**Instructions for the task**. Reproduce the portion of the patch discussion email from "On Wed, 3 Jul" to "further help. :-)".

**Text excerpt**.

Re: [PATCH v1 9/9] smaples: add vfio-mdev-pci driver

From: Alex Williamson
Date: Wed Jul 03 2019 - 13:22:19 EST


On Wed, 3 Jul 2019 08:25:25 +0000
"Liu, Yi L" <yi.l.liu@xxxxxxxxx> wrote:

> Hi Alex,
>
> Thanks for the comments. Have four inline responses below. And one
> of them need your further help. :-)
> .
> > From: Alex Williamson [mailto:alex.williamson@xxxxxxxxxx]
> > Sent: Friday, June 28, 2019 11:08 PM
> > To: Liu, Yi L <yi.l.liu@xxxxxxxxx>
> > Subject: Re: [PATCH v1 9/9] smaples: add vfio-mdev-pci driver
> >
> > On Mon, 24 Jun 2019 08:20:38 +0000
> > "Liu, Yi L" <yi.l.liu@xxxxxxxxx> wrote:
> >
> > > Hi Alex,
> > >
> > > > From: Alex Williamson [mailto:alex.williamson@xxxxxxxxxx]
> > > > Sent: Friday, June 21, 2019 11:58 PM
> > > > To: Liu, Yi L <yi.l.liu@xxxxxxxxx>
> > > > Subject: Re: [PATCH v1 9/9] smaples: add vfio-mdev-pci driver
> > > >
> > > > On Fri, 21 Jun 2019 10:23:10 +0000
> > > > "Liu, Yi L" <yi.l.liu@xxxxxxxxx> wrote:
> > > >
> > > > > Hi Alex,
> > > > >
> > > > > > From: Alex Williamson [mailto:alex.williamson@xxxxxxxxxx]
> > > > > > Sent: Friday, June 21, 2019 5:08 AM
> > > > > > To: Liu, Yi L <yi.l.liu@xxxxxxxxx>
> > > > > > Subject: Re: [PATCH v1 9/9] smaples: add vfio-mdev-pci driver
> > > > > >
> > > > > > On Thu, 20 Jun 2019 13:00:34 +0000 "Liu, Yi L"

**Spatial layout entries**.
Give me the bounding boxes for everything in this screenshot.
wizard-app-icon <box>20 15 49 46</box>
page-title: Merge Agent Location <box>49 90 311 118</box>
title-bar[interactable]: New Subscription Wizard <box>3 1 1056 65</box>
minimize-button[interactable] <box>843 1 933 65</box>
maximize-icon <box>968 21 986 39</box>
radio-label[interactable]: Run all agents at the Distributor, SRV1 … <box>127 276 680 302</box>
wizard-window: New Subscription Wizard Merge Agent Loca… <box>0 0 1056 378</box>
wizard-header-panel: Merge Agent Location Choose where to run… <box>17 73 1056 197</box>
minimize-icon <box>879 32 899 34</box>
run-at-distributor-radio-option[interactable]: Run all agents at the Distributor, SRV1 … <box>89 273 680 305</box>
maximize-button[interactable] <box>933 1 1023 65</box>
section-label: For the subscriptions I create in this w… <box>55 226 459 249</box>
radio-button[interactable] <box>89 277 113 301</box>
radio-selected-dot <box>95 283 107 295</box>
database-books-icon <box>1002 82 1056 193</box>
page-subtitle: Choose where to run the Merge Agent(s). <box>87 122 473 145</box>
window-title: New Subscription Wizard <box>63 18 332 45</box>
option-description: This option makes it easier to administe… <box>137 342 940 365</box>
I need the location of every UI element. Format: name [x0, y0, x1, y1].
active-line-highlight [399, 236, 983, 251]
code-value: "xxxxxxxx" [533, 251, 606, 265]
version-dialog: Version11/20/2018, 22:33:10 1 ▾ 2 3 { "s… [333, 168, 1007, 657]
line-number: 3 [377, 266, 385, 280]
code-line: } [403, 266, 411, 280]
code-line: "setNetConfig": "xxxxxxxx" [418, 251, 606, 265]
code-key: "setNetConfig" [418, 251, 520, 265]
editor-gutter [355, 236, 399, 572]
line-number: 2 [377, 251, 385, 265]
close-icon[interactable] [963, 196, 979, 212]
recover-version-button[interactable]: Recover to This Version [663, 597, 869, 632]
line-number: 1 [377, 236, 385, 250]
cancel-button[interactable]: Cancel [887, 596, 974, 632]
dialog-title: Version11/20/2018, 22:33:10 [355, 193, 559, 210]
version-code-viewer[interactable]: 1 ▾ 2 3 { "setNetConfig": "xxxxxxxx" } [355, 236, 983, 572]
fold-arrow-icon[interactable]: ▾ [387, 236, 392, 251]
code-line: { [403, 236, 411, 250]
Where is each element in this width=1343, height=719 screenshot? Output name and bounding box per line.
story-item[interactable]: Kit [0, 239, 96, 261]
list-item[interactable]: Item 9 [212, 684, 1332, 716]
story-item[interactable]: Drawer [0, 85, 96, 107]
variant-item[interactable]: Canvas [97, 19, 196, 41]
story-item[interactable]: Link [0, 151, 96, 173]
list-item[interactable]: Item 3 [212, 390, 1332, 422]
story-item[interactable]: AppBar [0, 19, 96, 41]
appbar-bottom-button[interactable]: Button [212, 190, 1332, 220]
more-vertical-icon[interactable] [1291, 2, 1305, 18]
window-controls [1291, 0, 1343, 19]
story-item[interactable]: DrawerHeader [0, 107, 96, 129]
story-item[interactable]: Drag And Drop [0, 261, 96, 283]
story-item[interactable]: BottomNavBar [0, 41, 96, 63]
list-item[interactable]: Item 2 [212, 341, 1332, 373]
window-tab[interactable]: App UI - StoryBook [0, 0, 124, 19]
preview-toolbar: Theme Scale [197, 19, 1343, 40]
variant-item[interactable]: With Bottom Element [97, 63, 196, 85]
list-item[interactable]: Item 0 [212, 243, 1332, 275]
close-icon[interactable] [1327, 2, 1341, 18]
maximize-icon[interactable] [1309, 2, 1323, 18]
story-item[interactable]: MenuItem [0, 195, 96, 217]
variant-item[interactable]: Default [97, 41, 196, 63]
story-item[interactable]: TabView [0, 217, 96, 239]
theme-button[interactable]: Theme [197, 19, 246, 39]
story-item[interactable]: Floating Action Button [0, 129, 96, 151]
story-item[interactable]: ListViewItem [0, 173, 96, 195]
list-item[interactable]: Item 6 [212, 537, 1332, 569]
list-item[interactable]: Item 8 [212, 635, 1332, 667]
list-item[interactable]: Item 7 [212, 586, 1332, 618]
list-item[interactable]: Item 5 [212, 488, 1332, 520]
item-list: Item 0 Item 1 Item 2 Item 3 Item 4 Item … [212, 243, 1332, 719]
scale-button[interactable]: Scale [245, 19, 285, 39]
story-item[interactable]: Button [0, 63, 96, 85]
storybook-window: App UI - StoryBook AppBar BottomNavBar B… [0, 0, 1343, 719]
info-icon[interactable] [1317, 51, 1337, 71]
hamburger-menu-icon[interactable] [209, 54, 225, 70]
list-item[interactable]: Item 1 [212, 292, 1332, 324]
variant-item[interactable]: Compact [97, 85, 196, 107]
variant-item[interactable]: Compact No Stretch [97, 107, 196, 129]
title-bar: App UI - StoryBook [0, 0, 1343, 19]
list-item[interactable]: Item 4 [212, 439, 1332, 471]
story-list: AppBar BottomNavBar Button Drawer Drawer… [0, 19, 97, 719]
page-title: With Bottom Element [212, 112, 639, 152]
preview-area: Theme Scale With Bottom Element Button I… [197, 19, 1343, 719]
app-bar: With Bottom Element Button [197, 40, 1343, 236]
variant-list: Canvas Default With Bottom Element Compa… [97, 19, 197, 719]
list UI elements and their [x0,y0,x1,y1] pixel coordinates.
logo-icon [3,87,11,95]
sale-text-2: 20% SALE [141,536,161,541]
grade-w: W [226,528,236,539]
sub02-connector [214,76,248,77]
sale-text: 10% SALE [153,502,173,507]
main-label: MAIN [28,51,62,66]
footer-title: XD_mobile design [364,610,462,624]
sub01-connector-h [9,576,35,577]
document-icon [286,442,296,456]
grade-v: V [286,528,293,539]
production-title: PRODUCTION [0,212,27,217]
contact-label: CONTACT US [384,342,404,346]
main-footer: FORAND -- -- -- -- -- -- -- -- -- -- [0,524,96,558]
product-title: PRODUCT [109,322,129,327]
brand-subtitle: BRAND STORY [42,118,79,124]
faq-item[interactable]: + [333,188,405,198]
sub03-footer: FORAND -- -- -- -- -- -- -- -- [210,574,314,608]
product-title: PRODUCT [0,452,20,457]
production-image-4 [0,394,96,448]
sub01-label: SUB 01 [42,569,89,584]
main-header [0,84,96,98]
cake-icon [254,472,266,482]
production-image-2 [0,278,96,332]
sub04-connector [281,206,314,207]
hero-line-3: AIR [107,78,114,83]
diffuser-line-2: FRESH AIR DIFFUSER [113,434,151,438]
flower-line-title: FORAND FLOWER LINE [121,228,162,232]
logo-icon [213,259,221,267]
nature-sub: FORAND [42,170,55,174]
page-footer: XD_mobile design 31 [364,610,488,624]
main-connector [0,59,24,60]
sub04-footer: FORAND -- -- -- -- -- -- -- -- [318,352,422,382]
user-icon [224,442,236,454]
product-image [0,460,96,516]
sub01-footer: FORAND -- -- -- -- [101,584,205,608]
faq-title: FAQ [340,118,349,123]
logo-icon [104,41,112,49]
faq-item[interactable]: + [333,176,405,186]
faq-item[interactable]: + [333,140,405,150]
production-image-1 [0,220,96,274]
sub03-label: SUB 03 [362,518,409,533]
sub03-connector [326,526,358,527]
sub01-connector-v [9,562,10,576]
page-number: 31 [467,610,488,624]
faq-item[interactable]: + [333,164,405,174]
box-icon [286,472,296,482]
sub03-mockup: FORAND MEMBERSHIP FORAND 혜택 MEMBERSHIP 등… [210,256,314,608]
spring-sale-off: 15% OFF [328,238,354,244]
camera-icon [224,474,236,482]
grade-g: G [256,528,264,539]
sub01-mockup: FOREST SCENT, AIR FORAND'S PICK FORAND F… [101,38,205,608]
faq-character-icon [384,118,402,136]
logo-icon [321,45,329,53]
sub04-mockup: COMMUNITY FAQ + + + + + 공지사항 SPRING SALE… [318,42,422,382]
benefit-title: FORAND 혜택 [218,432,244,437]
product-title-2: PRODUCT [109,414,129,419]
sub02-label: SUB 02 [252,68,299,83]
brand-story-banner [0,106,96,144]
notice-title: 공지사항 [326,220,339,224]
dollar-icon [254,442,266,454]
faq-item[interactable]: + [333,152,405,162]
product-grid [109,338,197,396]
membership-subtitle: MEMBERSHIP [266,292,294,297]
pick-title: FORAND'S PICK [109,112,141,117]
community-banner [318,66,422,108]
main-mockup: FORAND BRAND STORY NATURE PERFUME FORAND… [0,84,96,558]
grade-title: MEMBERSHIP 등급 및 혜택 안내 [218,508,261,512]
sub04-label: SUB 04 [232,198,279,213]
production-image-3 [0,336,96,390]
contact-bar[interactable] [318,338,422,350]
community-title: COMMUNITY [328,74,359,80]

**Written reply**.
On Wed, 3 Jul 2019 08:25:25 +0000
"Liu, Yi L" <yi.l.liu@xxxxxxxxx> wrote:

> Hi Alex,
>
> Thanks for the comments. Have four inline responses below. And one
> of them need your further help. :-)